» **Task prompt**:
Reproduce everything from the first of the lines below down to and including the line that contains "legend-swatch-4 xyxy=(361,403,481,463)", with each line unchanged.
■ ■ ■ ■ ■ ■ ■
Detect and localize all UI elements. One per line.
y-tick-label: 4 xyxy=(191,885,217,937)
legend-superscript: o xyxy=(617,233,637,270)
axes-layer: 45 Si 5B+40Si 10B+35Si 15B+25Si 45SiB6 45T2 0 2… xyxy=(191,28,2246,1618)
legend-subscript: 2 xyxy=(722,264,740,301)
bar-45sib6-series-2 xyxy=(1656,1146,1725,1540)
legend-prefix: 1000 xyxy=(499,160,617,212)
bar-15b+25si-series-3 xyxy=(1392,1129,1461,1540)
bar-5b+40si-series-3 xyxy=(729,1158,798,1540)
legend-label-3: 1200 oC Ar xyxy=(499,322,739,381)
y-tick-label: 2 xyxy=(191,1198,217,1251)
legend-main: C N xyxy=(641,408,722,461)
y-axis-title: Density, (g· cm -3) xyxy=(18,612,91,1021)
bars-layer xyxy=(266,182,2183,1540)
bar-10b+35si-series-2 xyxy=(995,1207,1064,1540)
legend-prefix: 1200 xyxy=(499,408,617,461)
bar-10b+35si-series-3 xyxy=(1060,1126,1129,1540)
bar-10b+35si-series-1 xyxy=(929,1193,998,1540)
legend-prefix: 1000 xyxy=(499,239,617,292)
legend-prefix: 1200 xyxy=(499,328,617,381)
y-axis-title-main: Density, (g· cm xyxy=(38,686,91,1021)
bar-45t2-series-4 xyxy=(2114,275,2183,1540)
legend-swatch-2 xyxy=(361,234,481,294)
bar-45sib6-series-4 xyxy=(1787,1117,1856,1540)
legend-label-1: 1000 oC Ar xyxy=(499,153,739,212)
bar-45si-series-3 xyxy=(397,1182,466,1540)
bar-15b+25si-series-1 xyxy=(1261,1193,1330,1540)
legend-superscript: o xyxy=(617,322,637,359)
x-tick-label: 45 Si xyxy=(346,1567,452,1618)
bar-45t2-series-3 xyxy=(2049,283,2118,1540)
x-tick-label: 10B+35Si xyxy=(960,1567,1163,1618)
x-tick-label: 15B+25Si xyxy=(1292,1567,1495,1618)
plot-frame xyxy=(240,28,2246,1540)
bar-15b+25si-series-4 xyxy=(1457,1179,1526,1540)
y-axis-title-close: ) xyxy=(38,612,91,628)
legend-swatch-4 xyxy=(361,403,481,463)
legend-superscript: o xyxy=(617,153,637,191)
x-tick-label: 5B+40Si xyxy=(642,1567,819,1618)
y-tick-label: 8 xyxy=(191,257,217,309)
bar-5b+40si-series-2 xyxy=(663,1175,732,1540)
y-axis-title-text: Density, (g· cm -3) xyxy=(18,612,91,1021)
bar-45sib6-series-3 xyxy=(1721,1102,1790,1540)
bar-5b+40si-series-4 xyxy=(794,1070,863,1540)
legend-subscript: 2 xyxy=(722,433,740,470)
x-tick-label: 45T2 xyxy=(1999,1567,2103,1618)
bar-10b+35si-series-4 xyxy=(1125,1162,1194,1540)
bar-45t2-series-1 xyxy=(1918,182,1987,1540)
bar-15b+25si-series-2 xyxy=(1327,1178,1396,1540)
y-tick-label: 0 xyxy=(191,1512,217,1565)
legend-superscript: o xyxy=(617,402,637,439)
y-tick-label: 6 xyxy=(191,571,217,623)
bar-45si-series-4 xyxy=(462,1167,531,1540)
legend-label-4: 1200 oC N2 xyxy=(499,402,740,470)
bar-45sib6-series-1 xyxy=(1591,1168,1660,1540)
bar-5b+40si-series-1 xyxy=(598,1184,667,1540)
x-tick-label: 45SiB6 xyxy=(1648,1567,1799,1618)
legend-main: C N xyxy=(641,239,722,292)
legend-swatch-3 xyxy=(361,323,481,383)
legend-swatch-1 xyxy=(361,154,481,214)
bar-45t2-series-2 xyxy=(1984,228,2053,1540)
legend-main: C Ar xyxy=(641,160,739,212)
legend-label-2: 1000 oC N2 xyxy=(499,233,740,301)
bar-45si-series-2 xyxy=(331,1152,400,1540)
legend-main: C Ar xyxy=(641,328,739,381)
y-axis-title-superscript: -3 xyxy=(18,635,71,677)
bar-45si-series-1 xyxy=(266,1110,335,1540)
■ ■ ■ ■ ■ ■ ■
» **Written solution**:
Detect and localize all UI elements. One per line.
y-tick-label: 4 xyxy=(191,885,217,937)
legend-superscript: o xyxy=(617,233,637,270)
axes-layer: 45 Si 5B+40Si 10B+35Si 15B+25Si 45SiB6 45T2 0 2… xyxy=(191,28,2246,1618)
legend-subscript: 2 xyxy=(722,264,740,301)
bar-45sib6-series-2 xyxy=(1656,1146,1725,1540)
legend-prefix: 1000 xyxy=(499,160,617,212)
bar-15b+25si-series-3 xyxy=(1392,1129,1461,1540)
bar-5b+40si-series-3 xyxy=(729,1158,798,1540)
legend-label-3: 1200 oC Ar xyxy=(499,322,739,381)
y-tick-label: 2 xyxy=(191,1198,217,1251)
legend-main: C N xyxy=(641,408,722,461)
y-axis-title: Density, (g· cm -3) xyxy=(18,612,91,1021)
bars-layer xyxy=(266,182,2183,1540)
bar-10b+35si-series-2 xyxy=(995,1207,1064,1540)
legend-prefix: 1200 xyxy=(499,408,617,461)
bar-10b+35si-series-3 xyxy=(1060,1126,1129,1540)
bar-10b+35si-series-1 xyxy=(929,1193,998,1540)
legend-prefix: 1000 xyxy=(499,239,617,292)
legend-prefix: 1200 xyxy=(499,328,617,381)
y-axis-title-main: Density, (g· cm xyxy=(38,686,91,1021)
bar-45t2-series-4 xyxy=(2114,275,2183,1540)
legend-swatch-2 xyxy=(361,234,481,294)
bar-45sib6-series-4 xyxy=(1787,1117,1856,1540)
legend-label-1: 1000 oC Ar xyxy=(499,153,739,212)
bar-45si-series-3 xyxy=(397,1182,466,1540)
bar-15b+25si-series-1 xyxy=(1261,1193,1330,1540)
legend-superscript: o xyxy=(617,322,637,359)
x-tick-label: 45 Si xyxy=(346,1567,452,1618)
bar-45t2-series-3 xyxy=(2049,283,2118,1540)
x-tick-label: 10B+35Si xyxy=(960,1567,1163,1618)
x-tick-label: 15B+25Si xyxy=(1292,1567,1495,1618)
plot-frame xyxy=(240,28,2246,1540)
bar-15b+25si-series-4 xyxy=(1457,1179,1526,1540)
y-axis-title-close: ) xyxy=(38,612,91,628)
legend-swatch-4 xyxy=(361,403,481,463)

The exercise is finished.